Requirement: Every record below is to be retyped exactly.

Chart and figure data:
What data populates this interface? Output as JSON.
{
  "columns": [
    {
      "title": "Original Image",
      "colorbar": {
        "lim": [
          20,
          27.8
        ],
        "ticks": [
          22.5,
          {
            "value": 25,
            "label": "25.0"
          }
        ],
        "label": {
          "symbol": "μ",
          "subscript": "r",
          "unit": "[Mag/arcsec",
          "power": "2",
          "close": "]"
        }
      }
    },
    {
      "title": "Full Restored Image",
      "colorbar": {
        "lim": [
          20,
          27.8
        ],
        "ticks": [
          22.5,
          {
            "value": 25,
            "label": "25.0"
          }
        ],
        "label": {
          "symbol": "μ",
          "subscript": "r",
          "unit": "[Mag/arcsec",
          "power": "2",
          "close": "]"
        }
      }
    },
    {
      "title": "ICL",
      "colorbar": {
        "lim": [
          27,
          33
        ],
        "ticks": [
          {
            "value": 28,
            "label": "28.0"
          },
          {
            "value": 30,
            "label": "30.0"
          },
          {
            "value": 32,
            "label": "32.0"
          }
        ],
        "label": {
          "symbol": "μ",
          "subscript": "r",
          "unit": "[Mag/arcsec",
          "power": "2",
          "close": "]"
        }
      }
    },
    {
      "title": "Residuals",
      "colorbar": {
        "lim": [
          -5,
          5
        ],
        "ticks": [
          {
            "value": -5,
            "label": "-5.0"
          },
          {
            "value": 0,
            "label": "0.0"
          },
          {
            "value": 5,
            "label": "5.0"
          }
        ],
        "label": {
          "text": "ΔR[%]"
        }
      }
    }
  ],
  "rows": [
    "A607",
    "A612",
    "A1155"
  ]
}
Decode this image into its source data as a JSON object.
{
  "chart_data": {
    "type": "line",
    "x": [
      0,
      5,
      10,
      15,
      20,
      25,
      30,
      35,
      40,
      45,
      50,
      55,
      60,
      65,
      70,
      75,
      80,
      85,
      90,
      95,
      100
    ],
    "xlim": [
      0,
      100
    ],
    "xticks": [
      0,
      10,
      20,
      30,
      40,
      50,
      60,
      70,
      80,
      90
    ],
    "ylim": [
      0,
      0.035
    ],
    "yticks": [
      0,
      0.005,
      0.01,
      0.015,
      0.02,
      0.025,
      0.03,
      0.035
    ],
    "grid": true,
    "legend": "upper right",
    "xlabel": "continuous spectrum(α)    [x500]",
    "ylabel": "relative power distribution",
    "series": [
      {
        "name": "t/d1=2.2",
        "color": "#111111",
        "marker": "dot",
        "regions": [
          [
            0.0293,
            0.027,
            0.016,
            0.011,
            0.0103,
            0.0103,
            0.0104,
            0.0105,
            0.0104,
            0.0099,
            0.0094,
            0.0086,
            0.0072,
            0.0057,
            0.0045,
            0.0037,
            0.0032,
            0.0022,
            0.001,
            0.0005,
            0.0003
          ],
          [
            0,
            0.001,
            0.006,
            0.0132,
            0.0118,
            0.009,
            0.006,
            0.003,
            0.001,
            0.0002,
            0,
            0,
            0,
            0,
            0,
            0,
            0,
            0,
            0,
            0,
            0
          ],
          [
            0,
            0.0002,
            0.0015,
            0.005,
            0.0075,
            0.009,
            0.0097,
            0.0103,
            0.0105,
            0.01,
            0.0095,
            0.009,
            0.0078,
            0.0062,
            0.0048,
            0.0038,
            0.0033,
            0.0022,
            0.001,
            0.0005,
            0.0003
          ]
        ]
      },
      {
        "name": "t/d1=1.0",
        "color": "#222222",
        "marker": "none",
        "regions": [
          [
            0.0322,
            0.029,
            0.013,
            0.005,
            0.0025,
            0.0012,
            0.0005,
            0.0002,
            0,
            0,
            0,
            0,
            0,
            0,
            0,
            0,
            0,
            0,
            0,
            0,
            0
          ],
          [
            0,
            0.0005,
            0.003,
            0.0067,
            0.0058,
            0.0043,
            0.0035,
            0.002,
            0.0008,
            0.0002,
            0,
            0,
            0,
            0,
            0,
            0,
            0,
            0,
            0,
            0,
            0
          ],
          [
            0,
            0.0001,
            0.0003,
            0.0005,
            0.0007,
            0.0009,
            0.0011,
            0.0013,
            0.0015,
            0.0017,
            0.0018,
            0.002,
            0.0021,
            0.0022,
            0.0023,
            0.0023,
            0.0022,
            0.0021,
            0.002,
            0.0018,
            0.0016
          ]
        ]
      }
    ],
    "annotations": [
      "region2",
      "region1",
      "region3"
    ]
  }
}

Output for this exercise:
What data populates this interface? Output as JSON.
{
  "columns": [
    {
      "title": "Original Image",
      "colorbar": {
        "lim": [
          20,
          27.8
        ],
        "ticks": [
          22.5,
          {
            "value": 25,
            "label": "25.0"
          }
        ],
        "label": {
          "symbol": "μ",
          "subscript": "r",
          "unit": "[Mag/arcsec",
          "power": "2",
          "close": "]"
        }
      }
    },
    {
      "title": "Full Restored Image",
      "colorbar": {
        "lim": [
          20,
          27.8
        ],
        "ticks": [
          22.5,
          {
            "value": 25,
            "label": "25.0"
          }
        ],
        "label": {
          "symbol": "μ",
          "subscript": "r",
          "unit": "[Mag/arcsec",
          "power": "2",
          "close": "]"
        }
      }
    },
    {
      "title": "ICL",
      "colorbar": {
        "lim": [
          27,
          33
        ],
        "ticks": [
          {
            "value": 28,
            "label": "28.0"
          },
          {
            "value": 30,
            "label": "30.0"
          },
          {
            "value": 32,
            "label": "32.0"
          }
        ],
        "label": {
          "symbol": "μ",
          "subscript": "r",
          "unit": "[Mag/arcsec",
          "power": "2",
          "close": "]"
        }
      }
    },
    {
      "title": "Residuals",
      "colorbar": {
        "lim": [
          -5,
          5
        ],
        "ticks": [
          {
            "value": -5,
            "label": "-5.0"
          },
          {
            "value": 0,
            "label": "0.0"
          },
          {
            "value": 5,
            "label": "5.0"
          }
        ],
        "label": {
          "text": "ΔR[%]"
        }
      }
    }
  ],
  "rows": [
    "A607",
    "A612",
    "A1155"
  ]
}
Decode this image into its source data as a JSON object.
{
  "chart_data": {
    "type": "line",
    "x": [
      0,
      5,
      10,
      15,
      20,
      25,
      30,
      35,
      40,
      45,
      50,
      55,
      60,
      65,
      70,
      75,
      80,
      85,
      90,
      95,
      100
    ],
    "xlim": [
      0,
      100
    ],
    "xticks": [
      0,
      10,
      20,
      30,
      40,
      50,
      60,
      70,
      80,
      90
    ],
    "ylim": [
      0,
      0.035
    ],
    "yticks": [
      0,
      0.005,
      0.01,
      0.015,
      0.02,
      0.025,
      0.03,
      0.035
    ],
    "grid": true,
    "legend": "upper right",
    "xlabel": "continuous spectrum(α)    [x500]",
    "ylabel": "relative power distribution",
    "series": [
      {
        "name": "t/d1=2.2",
        "color": "#111111",
        "marker": "dot",
        "regions": [
          [
            0.0293,
            0.027,
            0.016,
            0.011,
            0.0103,
            0.0103,
            0.0104,
            0.0105,
            0.0104,
            0.0099,
            0.0094,
            0.0086,
            0.0072,
            0.0057,
            0.0045,
            0.0037,
            0.0032,
            0.0022,
            0.001,
            0.0005,
            0.0003
          ],
          [
            0,
            0.001,
            0.006,
            0.0132,
            0.0118,
            0.009,
            0.006,
            0.003,
            0.001,
            0.0002,
            0,
            0,
            0,
            0,
            0,
            0,
            0,
            0,
            0,
            0,
            0
          ],
          [
            0,
            0.0002,
            0.0015,
            0.005,
            0.0075,
            0.009,
            0.0097,
            0.0103,
            0.0105,
            0.01,
            0.0095,
            0.009,
            0.0078,
            0.0062,
            0.0048,
            0.0038,
            0.0033,
            0.0022,
            0.001,
            0.0005,
            0.0003
          ]
        ]
      },
      {
        "name": "t/d1=1.0",
        "color": "#222222",
        "marker": "none",
        "regions": [
          [
            0.0322,
            0.029,
            0.013,
            0.005,
            0.0025,
            0.0012,
            0.0005,
            0.0002,
            0,
            0,
            0,
            0,
            0,
            0,
            0,
            0,
            0,
            0,
            0,
            0,
            0
          ],
          [
            0,
            0.0005,
            0.003,
            0.0067,
            0.0058,
            0.0043,
            0.0035,
            0.002,
            0.0008,
            0.0002,
            0,
            0,
            0,
            0,
            0,
            0,
            0,
            0,
            0,
            0,
            0
          ],
          [
            0,
            0.0001,
            0.0003,
            0.0005,
            0.0007,
            0.0009,
            0.0011,
            0.0013,
            0.0015,
            0.0017,
            0.0018,
            0.002,
            0.0021,
            0.0022,
            0.0023,
            0.0023,
            0.0022,
            0.0021,
            0.002,
            0.0018,
            0.0016
          ]
        ]
      }
    ],
    "annotations": [
      "region2",
      "region1",
      "region3"
    ]
  }
}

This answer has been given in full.